## THE REQUEST
Retype all of the data. Every line must match exactly.

## SUPPLIED DATA

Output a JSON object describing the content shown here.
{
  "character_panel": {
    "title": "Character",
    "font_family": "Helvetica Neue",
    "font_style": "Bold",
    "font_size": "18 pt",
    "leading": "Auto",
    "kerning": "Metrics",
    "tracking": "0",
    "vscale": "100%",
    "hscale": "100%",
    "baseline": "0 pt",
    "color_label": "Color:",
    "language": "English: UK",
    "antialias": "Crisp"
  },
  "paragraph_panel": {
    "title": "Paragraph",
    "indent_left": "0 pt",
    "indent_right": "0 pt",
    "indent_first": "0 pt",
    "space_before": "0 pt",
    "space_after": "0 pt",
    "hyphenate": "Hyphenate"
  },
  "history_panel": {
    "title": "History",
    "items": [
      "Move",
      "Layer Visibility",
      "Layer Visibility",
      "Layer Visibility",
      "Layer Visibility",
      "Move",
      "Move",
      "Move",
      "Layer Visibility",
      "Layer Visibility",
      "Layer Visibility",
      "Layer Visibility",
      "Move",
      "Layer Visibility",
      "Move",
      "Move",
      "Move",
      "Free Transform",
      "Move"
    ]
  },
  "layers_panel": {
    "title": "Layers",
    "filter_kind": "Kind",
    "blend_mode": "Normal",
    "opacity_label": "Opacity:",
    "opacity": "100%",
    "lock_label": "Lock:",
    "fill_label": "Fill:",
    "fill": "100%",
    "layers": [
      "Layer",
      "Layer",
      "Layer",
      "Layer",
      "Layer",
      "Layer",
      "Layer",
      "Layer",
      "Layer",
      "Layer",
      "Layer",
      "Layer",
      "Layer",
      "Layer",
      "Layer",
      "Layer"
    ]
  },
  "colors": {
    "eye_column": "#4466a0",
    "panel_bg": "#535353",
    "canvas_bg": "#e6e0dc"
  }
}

## PROBLEM SOLUTION
Output a JSON object describing the content shown here.
{
  "character_panel": {
    "title": "Character",
    "font_family": "Helvetica Neue",
    "font_style": "Bold",
    "font_size": "18 pt",
    "leading": "Auto",
    "kerning": "Metrics",
    "tracking": "0",
    "vscale": "100%",
    "hscale": "100%",
    "baseline": "0 pt",
    "color_label": "Color:",
    "language": "English: UK",
    "antialias": "Crisp"
  },
  "paragraph_panel": {
    "title": "Paragraph",
    "indent_left": "0 pt",
    "indent_right": "0 pt",
    "indent_first": "0 pt",
    "space_before": "0 pt",
    "space_after": "0 pt",
    "hyphenate": "Hyphenate"
  },
  "history_panel": {
    "title": "History",
    "items": [
      "Move",
      "Layer Visibility",
      "Layer Visibility",
      "Layer Visibility",
      "Layer Visibility",
      "Move",
      "Move",
      "Move",
      "Layer Visibility",
      "Layer Visibility",
      "Layer Visibility",
      "Layer Visibility",
      "Move",
      "Layer Visibility",
      "Move",
      "Move",
      "Move",
      "Free Transform",
      "Move"
    ]
  },
  "layers_panel": {
    "title": "Layers",
    "filter_kind": "Kind",
    "blend_mode": "Normal",
    "opacity_label": "Opacity:",
    "opacity": "100%",
    "lock_label": "Lock:",
    "fill_label": "Fill:",
    "fill": "100%",
    "layers": [
      "Layer",
      "Layer",
      "Layer",
      "Layer",
      "Layer",
      "Layer",
      "Layer",
      "Layer",
      "Layer",
      "Layer",
      "Layer",
      "Layer",
      "Layer",
      "Layer",
      "Layer",
      "Layer"
    ]
  },
  "colors": {
    "eye_column": "#4466a0",
    "panel_bg": "#535353",
    "canvas_bg": "#e6e0dc"
  }
}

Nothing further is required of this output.